▸ What to do
Give the data a second time, exactly and in full.

▸ Records shown
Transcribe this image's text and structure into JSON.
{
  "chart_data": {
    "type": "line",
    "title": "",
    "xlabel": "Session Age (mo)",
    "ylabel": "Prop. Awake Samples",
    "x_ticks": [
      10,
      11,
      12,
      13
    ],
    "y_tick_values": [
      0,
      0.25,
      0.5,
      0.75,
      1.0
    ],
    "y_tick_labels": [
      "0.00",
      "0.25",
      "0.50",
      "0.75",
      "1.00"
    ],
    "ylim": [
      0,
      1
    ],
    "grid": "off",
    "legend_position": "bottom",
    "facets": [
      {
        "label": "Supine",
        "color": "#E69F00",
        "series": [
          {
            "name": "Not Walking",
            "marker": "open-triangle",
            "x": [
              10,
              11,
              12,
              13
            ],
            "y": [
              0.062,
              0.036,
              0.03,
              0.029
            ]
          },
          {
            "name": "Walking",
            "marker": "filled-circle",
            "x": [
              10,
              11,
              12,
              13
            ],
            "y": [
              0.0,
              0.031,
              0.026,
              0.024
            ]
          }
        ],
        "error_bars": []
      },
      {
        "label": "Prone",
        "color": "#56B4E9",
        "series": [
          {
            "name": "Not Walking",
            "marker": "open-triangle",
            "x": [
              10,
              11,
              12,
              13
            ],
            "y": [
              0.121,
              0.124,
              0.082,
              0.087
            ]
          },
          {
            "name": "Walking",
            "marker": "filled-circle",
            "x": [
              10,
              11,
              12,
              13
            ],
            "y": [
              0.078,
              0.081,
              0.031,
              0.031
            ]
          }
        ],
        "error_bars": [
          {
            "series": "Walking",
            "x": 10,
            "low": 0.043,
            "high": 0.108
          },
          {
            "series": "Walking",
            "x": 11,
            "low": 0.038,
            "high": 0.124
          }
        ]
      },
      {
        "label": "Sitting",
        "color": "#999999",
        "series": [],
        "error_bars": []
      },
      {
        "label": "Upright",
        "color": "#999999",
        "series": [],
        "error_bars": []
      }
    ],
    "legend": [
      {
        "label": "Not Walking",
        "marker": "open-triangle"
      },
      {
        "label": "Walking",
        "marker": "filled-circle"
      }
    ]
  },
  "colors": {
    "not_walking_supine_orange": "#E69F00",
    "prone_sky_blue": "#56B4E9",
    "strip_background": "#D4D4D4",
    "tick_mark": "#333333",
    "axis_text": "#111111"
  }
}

▸ Answer for the task
Transcribe this image's text and structure into JSON.
{
  "chart_data": {
    "type": "line",
    "title": "",
    "xlabel": "Session Age (mo)",
    "ylabel": "Prop. Awake Samples",
    "x_ticks": [
      10,
      11,
      12,
      13
    ],
    "y_tick_values": [
      0,
      0.25,
      0.5,
      0.75,
      1.0
    ],
    "y_tick_labels": [
      "0.00",
      "0.25",
      "0.50",
      "0.75",
      "1.00"
    ],
    "ylim": [
      0,
      1
    ],
    "grid": "off",
    "legend_position": "bottom",
    "facets": [
      {
        "label": "Supine",
        "color": "#E69F00",
        "series": [
          {
            "name": "Not Walking",
            "marker": "open-triangle",
            "x": [
              10,
              11,
              12,
              13
            ],
            "y": [
              0.062,
              0.036,
              0.03,
              0.029
            ]
          },
          {
            "name": "Walking",
            "marker": "filled-circle",
            "x": [
              10,
              11,
              12,
              13
            ],
            "y": [
              0.0,
              0.031,
              0.026,
              0.024
            ]
          }
        ],
        "error_bars": []
      },
      {
        "label": "Prone",
        "color": "#56B4E9",
        "series": [
          {
            "name": "Not Walking",
            "marker": "open-triangle",
            "x": [
              10,
              11,
              12,
              13
            ],
            "y": [
              0.121,
              0.124,
              0.082,
              0.087
            ]
          },
          {
            "name": "Walking",
            "marker": "filled-circle",
            "x": [
              10,
              11,
              12,
              13
            ],
            "y": [
              0.078,
              0.081,
              0.031,
              0.031
            ]
          }
        ],
        "error_bars": [
          {
            "series": "Walking",
            "x": 10,
            "low": 0.043,
            "high": 0.108
          },
          {
            "series": "Walking",
            "x": 11,
            "low": 0.038,
            "high": 0.124
          }
        ]
      },
      {
        "label": "Sitting",
        "color": "#999999",
        "series": [],
        "error_bars": []
      },
      {
        "label": "Upright",
        "color": "#999999",
        "series": [],
        "error_bars": []
      }
    ],
    "legend": [
      {
        "label": "Not Walking",
        "marker": "open-triangle"
      },
      {
        "label": "Walking",
        "marker": "filled-circle"
      }
    ]
  },
  "colors": {
    "not_walking_supine_orange": "#E69F00",
    "prone_sky_blue": "#56B4E9",
    "strip_background": "#D4D4D4",
    "tick_mark": "#333333",
    "axis_text": "#111111"
  }
}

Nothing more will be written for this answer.